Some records
-*-*-

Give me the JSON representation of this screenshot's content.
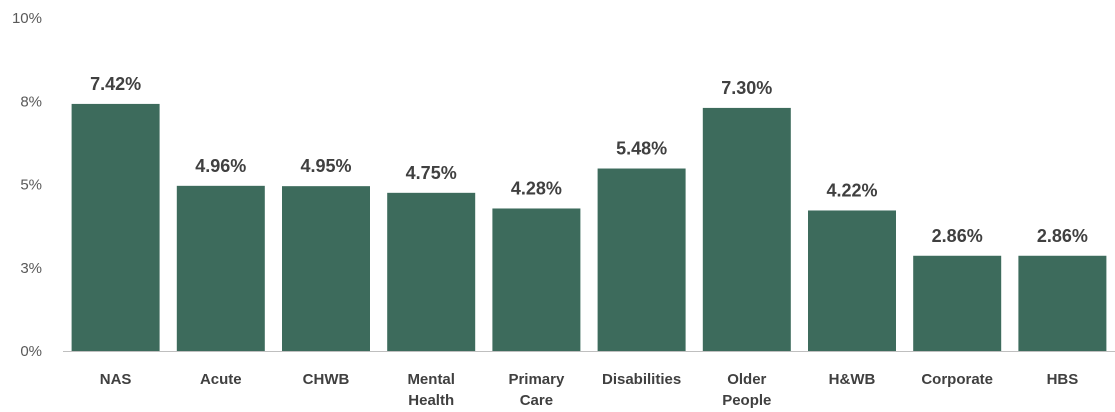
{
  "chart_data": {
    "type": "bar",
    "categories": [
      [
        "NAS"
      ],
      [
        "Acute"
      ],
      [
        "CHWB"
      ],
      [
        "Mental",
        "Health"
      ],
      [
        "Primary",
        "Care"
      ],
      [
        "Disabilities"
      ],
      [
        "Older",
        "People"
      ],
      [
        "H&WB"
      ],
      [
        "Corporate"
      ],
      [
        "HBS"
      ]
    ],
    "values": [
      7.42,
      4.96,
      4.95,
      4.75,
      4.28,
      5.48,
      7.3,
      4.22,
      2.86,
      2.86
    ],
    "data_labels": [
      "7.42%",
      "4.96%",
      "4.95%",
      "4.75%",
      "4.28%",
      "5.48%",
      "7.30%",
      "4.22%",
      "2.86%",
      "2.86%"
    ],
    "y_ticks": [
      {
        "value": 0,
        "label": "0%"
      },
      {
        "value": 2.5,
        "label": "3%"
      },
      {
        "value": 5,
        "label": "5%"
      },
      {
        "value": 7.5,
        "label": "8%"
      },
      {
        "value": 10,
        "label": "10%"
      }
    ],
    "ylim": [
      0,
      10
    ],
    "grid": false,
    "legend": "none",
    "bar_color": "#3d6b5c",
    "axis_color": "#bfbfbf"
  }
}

-*-*-

What to do
Repeat each entry exactly. Pictures do not belong in the copy.

Result of this exercise
Give me the JSON representation of this screenshot's content.
{
  "chart_data": {
    "type": "bar",
    "categories": [
      [
        "NAS"
      ],
      [
        "Acute"
      ],
      [
        "CHWB"
      ],
      [
        "Mental",
        "Health"
      ],
      [
        "Primary",
        "Care"
      ],
      [
        "Disabilities"
      ],
      [
        "Older",
        "People"
      ],
      [
        "H&WB"
      ],
      [
        "Corporate"
      ],
      [
        "HBS"
      ]
    ],
    "values": [
      7.42,
      4.96,
      4.95,
      4.75,
      4.28,
      5.48,
      7.3,
      4.22,
      2.86,
      2.86
    ],
    "data_labels": [
      "7.42%",
      "4.96%",
      "4.95%",
      "4.75%",
      "4.28%",
      "5.48%",
      "7.30%",
      "4.22%",
      "2.86%",
      "2.86%"
    ],
    "y_ticks": [
      {
        "value": 0,
        "label": "0%"
      },
      {
        "value": 2.5,
        "label": "3%"
      },
      {
        "value": 5,
        "label": "5%"
      },
      {
        "value": 7.5,
        "label": "8%"
      },
      {
        "value": 10,
        "label": "10%"
      }
    ],
    "ylim": [
      0,
      10
    ],
    "grid": false,
    "legend": "none",
    "bar_color": "#3d6b5c",
    "axis_color": "#bfbfbf"
  }
}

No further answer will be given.